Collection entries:
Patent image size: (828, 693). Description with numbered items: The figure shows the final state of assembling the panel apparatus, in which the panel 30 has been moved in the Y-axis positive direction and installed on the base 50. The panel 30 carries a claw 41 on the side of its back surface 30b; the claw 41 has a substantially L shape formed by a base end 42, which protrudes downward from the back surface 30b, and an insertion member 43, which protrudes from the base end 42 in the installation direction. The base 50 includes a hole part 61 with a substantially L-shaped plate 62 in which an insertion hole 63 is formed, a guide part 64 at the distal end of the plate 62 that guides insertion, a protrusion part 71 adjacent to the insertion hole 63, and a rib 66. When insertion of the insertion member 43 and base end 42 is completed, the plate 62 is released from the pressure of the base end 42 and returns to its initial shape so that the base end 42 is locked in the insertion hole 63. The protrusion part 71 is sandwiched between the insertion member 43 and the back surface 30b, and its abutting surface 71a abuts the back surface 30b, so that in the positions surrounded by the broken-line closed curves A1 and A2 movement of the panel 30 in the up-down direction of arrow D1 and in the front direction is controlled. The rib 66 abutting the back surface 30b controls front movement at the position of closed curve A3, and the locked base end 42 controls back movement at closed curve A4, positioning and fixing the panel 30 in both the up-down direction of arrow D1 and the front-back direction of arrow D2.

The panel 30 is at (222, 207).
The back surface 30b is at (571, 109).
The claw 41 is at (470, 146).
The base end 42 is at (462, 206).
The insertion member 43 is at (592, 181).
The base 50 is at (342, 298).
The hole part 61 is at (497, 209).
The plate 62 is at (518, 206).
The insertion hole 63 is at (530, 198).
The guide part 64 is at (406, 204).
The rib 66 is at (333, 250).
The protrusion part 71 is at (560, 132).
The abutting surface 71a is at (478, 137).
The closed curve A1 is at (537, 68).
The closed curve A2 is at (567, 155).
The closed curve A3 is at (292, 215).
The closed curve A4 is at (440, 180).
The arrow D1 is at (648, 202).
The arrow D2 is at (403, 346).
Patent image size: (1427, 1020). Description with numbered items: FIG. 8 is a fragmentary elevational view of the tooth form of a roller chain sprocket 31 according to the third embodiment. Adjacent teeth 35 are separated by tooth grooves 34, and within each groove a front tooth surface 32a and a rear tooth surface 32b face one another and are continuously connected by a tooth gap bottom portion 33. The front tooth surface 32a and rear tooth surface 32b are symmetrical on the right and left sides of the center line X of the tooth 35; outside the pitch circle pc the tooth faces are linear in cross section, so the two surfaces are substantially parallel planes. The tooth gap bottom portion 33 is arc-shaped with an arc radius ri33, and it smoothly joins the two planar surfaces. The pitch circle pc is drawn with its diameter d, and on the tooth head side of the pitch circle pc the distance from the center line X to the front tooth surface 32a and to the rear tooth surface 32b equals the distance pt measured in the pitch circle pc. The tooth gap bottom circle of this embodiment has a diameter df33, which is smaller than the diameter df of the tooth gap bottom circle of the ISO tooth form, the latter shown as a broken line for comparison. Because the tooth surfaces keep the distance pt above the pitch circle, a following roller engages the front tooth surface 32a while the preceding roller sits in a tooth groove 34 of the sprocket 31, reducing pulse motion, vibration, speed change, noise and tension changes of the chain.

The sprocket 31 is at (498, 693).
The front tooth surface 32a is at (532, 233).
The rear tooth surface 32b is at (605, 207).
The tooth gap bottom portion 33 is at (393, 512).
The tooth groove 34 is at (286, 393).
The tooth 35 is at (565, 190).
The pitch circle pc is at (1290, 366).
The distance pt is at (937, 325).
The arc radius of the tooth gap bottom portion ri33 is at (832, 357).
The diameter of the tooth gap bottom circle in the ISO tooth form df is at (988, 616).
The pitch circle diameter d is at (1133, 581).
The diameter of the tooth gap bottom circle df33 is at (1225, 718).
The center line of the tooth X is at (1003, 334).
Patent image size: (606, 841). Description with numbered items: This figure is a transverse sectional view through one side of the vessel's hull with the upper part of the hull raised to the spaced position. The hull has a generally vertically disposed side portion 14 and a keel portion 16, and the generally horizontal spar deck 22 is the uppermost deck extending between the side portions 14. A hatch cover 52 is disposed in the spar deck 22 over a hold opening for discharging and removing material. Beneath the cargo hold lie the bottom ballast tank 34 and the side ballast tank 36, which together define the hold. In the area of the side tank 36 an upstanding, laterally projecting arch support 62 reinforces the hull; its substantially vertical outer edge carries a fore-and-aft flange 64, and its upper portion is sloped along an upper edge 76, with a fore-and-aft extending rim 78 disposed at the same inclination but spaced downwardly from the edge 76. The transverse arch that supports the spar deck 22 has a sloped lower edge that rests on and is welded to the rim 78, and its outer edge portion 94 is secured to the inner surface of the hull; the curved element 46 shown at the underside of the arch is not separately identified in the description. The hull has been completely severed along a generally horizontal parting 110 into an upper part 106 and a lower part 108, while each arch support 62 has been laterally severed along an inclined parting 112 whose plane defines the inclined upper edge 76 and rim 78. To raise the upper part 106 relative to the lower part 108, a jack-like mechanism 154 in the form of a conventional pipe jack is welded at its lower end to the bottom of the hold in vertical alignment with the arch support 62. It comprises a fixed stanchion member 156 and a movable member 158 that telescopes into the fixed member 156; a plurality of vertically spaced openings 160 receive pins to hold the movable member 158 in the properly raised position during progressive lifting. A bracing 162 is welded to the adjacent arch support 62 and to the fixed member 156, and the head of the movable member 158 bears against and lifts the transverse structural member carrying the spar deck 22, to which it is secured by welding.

__Challenge__:
Format every line of the rows above as a JSON array of strings, with one string per line and blank lines omitted.

__Problem solution__:
[
  "Patent image size: (828, 693). Description with numbered items: The figure shows the final state of assembling the panel apparatus, in which the panel 30 has been moved in the Y-axis positive direction and installed on the base 50. The panel 30 carries a claw 41 on the side of its back surface 30b; the claw 41 has a substantially L shape formed by a base end 42, which protrudes downward from the back surface 30b, and an insertion member 43, which protrudes from the base end 42 in the installation direction. The base 50 includes a hole part 61 with a substantially L-shaped plate 62 in which an insertion hole 63 is formed, a guide part 64 at the distal end of the plate 62 that guides insertion, a protrusion part 71 adjacent to the insertion hole 63, and a rib 66. When insertion of the insertion member 43 and base end 42 is completed, the plate 62 is released from the pressure of the base end 42 and returns to its initial shape so that the base end 42 is locked in the insertion hole 63. The protrusion part 71 is sandwiched between the insertion member 43 and the back surface 30b, and its abutting surface 71a abuts the back surface 30b, so that in the positions surrounded by the broken-line closed curves A1 and A2 movement of the panel 30 in the up-down direction of arrow D1 and in the front direction is controlled. The rib 66 abutting the back surface 30b controls front movement at the position of closed curve A3, and the locked base end 42 controls back movement at closed curve A4, positioning and fixing the panel 30 in both the up-down direction of arrow D1 and the front-back direction of arrow D2.",
  "The panel 30 is at (222, 207).",
  "The back surface 30b is at (571, 109).",
  "The claw 41 is at (470, 146).",
  "The base end 42 is at (462, 206).",
  "The insertion member 43 is at (592, 181).",
  "The base 50 is at (342, 298).",
  "The hole part 61 is at (497, 209).",
  "The plate 62 is at (518, 206).",
  "The insertion hole 63 is at (530, 198).",
  "The guide part 64 is at (406, 204).",
  "The rib 66 is at (333, 250).",
  "The protrusion part 71 is at (560, 132).",
  "The abutting surface 71a is at (478, 137).",
  "The closed curve A1 is at (537, 68).",
  "The closed curve A2 is at (567, 155).",
  "The closed curve A3 is at (292, 215).",
  "The closed curve A4 is at (440, 180).",
  "The arrow D1 is at (648, 202).",
  "The arrow D2 is at (403, 346).",
  "Patent image size: (1427, 1020). Description with numbered items: FIG. 8 is a fragmentary elevational view of the tooth form of a roller chain sprocket 31 according to the third embodiment. Adjacent teeth 35 are separated by tooth grooves 34, and within each groove a front tooth surface 32a and a rear tooth surface 32b face one another and are continuously connected by a tooth gap bottom portion 33. The front tooth surface 32a and rear tooth surface 32b are symmetrical on the right and left sides of the center line X of the tooth 35; outside the pitch circle pc the tooth faces are linear in cross section, so the two surfaces are substantially parallel planes. The tooth gap bottom portion 33 is arc-shaped with an arc radius ri33, and it smoothly joins the two planar surfaces. The pitch circle pc is drawn with its diameter d, and on the tooth head side of the pitch circle pc the distance from the center line X to the front tooth surface 32a and to the rear tooth surface 32b equals the distance pt measured in the pitch circle pc. The tooth gap bottom circle of this embodiment has a diameter df33, which is smaller than the diameter df of the tooth gap bottom circle of the ISO tooth form, the latter shown as a broken line for comparison. Because the tooth surfaces keep the distance pt above the pitch circle, a following roller engages the front tooth surface 32a while the preceding roller sits in a tooth groove 34 of the sprocket 31, reducing pulse motion, vibration, speed change, noise and tension changes of the chain.",
  "The sprocket 31 is at (498, 693).",
  "The front tooth surface 32a is at (532, 233).",
  "The rear tooth surface 32b is at (605, 207).",
  "The tooth gap bottom portion 33 is at (393, 512).",
  "The tooth groove 34 is at (286, 393).",
  "The tooth 35 is at (565, 190).",
  "The pitch circle pc is at (1290, 366).",
  "The distance pt is at (937, 325).",
  "The arc radius of the tooth gap bottom portion ri33 is at (832, 357).",
  "The diameter of the tooth gap bottom circle in the ISO tooth form df is at (988, 616).",
  "The pitch circle diameter d is at (1133, 581).",
  "The diameter of the tooth gap bottom circle df33 is at (1225, 718).",
  "The center line of the tooth X is at (1003, 334).",
  "Patent image size: (606, 841). Description with numbered items: This figure is a transverse sectional view through one side of the vessel's hull with the upper part of the hull raised to the spaced position. The hull has a generally vertically disposed side portion 14 and a keel portion 16, and the generally horizontal spar deck 22 is the uppermost deck extending between the side portions 14. A hatch cover 52 is disposed in the spar deck 22 over a hold opening for discharging and removing material. Beneath the cargo hold lie the bottom ballast tank 34 and the side ballast tank 36, which together define the hold. In the area of the side tank 36 an upstanding, laterally projecting arch support 62 reinforces the hull; its substantially vertical outer edge carries a fore-and-aft flange 64, and its upper portion is sloped along an upper edge 76, with a fore-and-aft extending rim 78 disposed at the same inclination but spaced downwardly from the edge 76. The transverse arch that supports the spar deck 22 has a sloped lower edge that rests on and is welded to the rim 78, and its outer edge portion 94 is secured to the inner surface of the hull; the curved element 46 shown at the underside of the arch is not separately identified in the description. The hull has been completely severed along a generally horizontal parting 110 into an upper part 106 and a lower part 108, while each arch support 62 has been laterally severed along an inclined parting 112 whose plane defines the inclined upper edge 76 and rim 78. To raise the upper part 106 relative to the lower part 108, a jack-like mechanism 154 in the form of a conventional pipe jack is welded at its lower end to the bottom of the hold in vertical alignment with the arch support 62. It comprises a fixed stanchion member 156 and a movable member 158 that telescopes into the fixed member 156; a plurality of vertically spaced openings 160 receive pins to hold the movable member 158 in the properly raised position during progressive lifting. A bracing 162 is welded to the adjacent arch support 62 and to the fixed member 156, and the head of the movable member 158 bears against and lifts the transverse structural member carrying the spar deck 22, to which it is secured by welding."
]